■ WHAT IS ASKED: Leaving out the pictures, please retype each record exactly.

■ INFORMATION GIVEN:
────────────────────

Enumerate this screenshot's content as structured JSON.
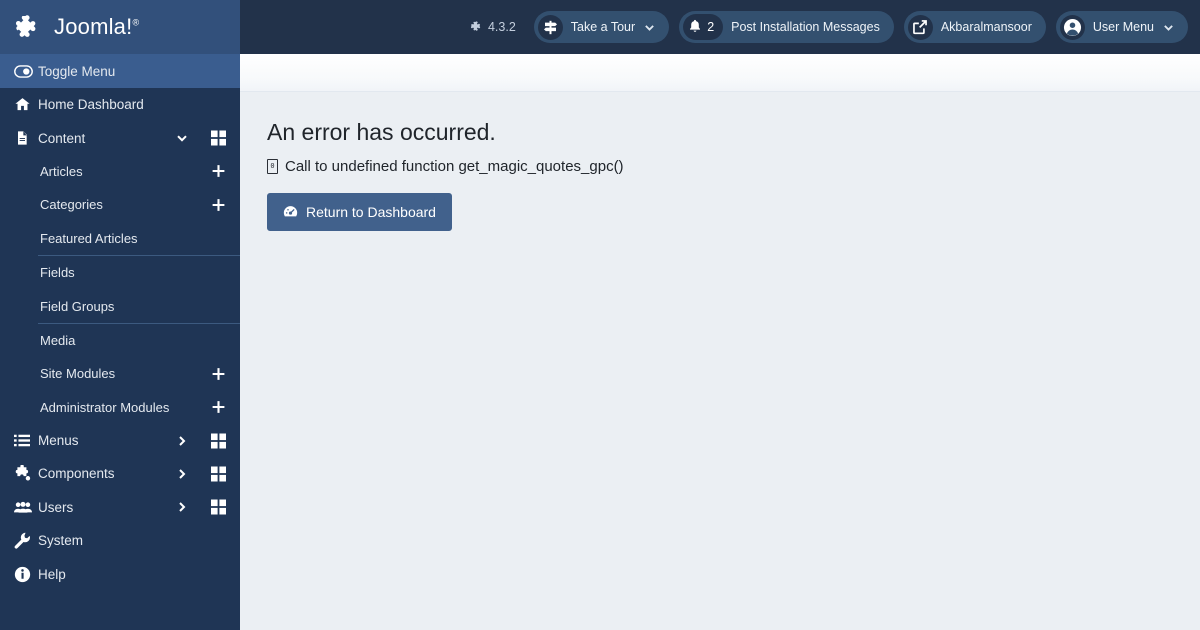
{
  "brand": {
    "name": "Joomla!",
    "registered": "®",
    "logo_icon": "joomla-logo-icon"
  },
  "sidebar": {
    "items": [
      {
        "label": "Toggle Menu",
        "icon": "toggle-icon",
        "state": "active",
        "kind": "toggle"
      },
      {
        "label": "Home Dashboard",
        "icon": "home-icon",
        "kind": "item"
      },
      {
        "label": "Content",
        "icon": "document-icon",
        "kind": "item",
        "chevron": "chevron-down-icon",
        "grid": "grid-icon"
      },
      {
        "label": "Articles",
        "kind": "sub",
        "plus": "plus-icon"
      },
      {
        "label": "Categories",
        "kind": "sub",
        "plus": "plus-icon"
      },
      {
        "label": "Featured Articles",
        "kind": "sub"
      },
      {
        "label": "Fields",
        "kind": "sub",
        "divider_before": true
      },
      {
        "label": "Field Groups",
        "kind": "sub"
      },
      {
        "label": "Media",
        "kind": "sub",
        "divider_before": true
      },
      {
        "label": "Site Modules",
        "kind": "sub",
        "plus": "plus-icon"
      },
      {
        "label": "Administrator Modules",
        "kind": "sub",
        "plus": "plus-icon"
      },
      {
        "label": "Menus",
        "icon": "list-icon",
        "kind": "item",
        "chevron": "chevron-right-icon",
        "grid": "grid-icon"
      },
      {
        "label": "Components",
        "icon": "puzzle-icon",
        "kind": "item",
        "chevron": "chevron-right-icon",
        "grid": "grid-icon"
      },
      {
        "label": "Users",
        "icon": "users-icon",
        "kind": "item",
        "chevron": "chevron-right-icon",
        "grid": "grid-icon"
      },
      {
        "label": "System",
        "icon": "wrench-icon",
        "kind": "item"
      },
      {
        "label": "Help",
        "icon": "info-icon",
        "kind": "item"
      }
    ]
  },
  "topbar": {
    "version_label": "4.3.2",
    "version_icon": "joomla-mark-icon",
    "take_a_tour": {
      "label": "Take a Tour",
      "icon": "signpost-icon",
      "caret": "chevron-down-icon"
    },
    "notifications": {
      "count": "2",
      "label": "Post Installation Messages",
      "icon": "bell-icon"
    },
    "site_link": {
      "label": "Akbaralmansoor",
      "icon": "external-link-icon"
    },
    "user_menu": {
      "label": "User Menu",
      "icon": "user-circle-icon",
      "caret": "chevron-down-icon"
    }
  },
  "main": {
    "error_title": "An error has occurred.",
    "error_bullet": "0",
    "error_message": "Call to undefined function get_magic_quotes_gpc()",
    "return_button": {
      "label": "Return to Dashboard",
      "icon": "dashboard-icon"
    }
  },
  "colors": {
    "sidebar_bg": "#1f3555",
    "brand_bg": "#32507b",
    "active_bg": "#3a5d8f",
    "topbar_bg": "#22324a",
    "pill_bg": "#33506f",
    "content_bg": "#ebeff3",
    "button_bg": "#41618c"
  }
}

────────────────────

■ EXPECTED ANSWER:
Enumerate this screenshot's content as structured JSON.
{
  "brand": {
    "name": "Joomla!",
    "registered": "®",
    "logo_icon": "joomla-logo-icon"
  },
  "sidebar": {
    "items": [
      {
        "label": "Toggle Menu",
        "icon": "toggle-icon",
        "state": "active",
        "kind": "toggle"
      },
      {
        "label": "Home Dashboard",
        "icon": "home-icon",
        "kind": "item"
      },
      {
        "label": "Content",
        "icon": "document-icon",
        "kind": "item",
        "chevron": "chevron-down-icon",
        "grid": "grid-icon"
      },
      {
        "label": "Articles",
        "kind": "sub",
        "plus": "plus-icon"
      },
      {
        "label": "Categories",
        "kind": "sub",
        "plus": "plus-icon"
      },
      {
        "label": "Featured Articles",
        "kind": "sub"
      },
      {
        "label": "Fields",
        "kind": "sub",
        "divider_before": true
      },
      {
        "label": "Field Groups",
        "kind": "sub"
      },
      {
        "label": "Media",
        "kind": "sub",
        "divider_before": true
      },
      {
        "label": "Site Modules",
        "kind": "sub",
        "plus": "plus-icon"
      },
      {
        "label": "Administrator Modules",
        "kind": "sub",
        "plus": "plus-icon"
      },
      {
        "label": "Menus",
        "icon": "list-icon",
        "kind": "item",
        "chevron": "chevron-right-icon",
        "grid": "grid-icon"
      },
      {
        "label": "Components",
        "icon": "puzzle-icon",
        "kind": "item",
        "chevron": "chevron-right-icon",
        "grid": "grid-icon"
      },
      {
        "label": "Users",
        "icon": "users-icon",
        "kind": "item",
        "chevron": "chevron-right-icon",
        "grid": "grid-icon"
      },
      {
        "label": "System",
        "icon": "wrench-icon",
        "kind": "item"
      },
      {
        "label": "Help",
        "icon": "info-icon",
        "kind": "item"
      }
    ]
  },
  "topbar": {
    "version_label": "4.3.2",
    "version_icon": "joomla-mark-icon",
    "take_a_tour": {
      "label": "Take a Tour",
      "icon": "signpost-icon",
      "caret": "chevron-down-icon"
    },
    "notifications": {
      "count": "2",
      "label": "Post Installation Messages",
      "icon": "bell-icon"
    },
    "site_link": {
      "label": "Akbaralmansoor",
      "icon": "external-link-icon"
    },
    "user_menu": {
      "label": "User Menu",
      "icon": "user-circle-icon",
      "caret": "chevron-down-icon"
    }
  },
  "main": {
    "error_title": "An error has occurred.",
    "error_bullet": "0",
    "error_message": "Call to undefined function get_magic_quotes_gpc()",
    "return_button": {
      "label": "Return to Dashboard",
      "icon": "dashboard-icon"
    }
  },
  "colors": {
    "sidebar_bg": "#1f3555",
    "brand_bg": "#32507b",
    "active_bg": "#3a5d8f",
    "topbar_bg": "#22324a",
    "pill_bg": "#33506f",
    "content_bg": "#ebeff3",
    "button_bg": "#41618c"
  }
}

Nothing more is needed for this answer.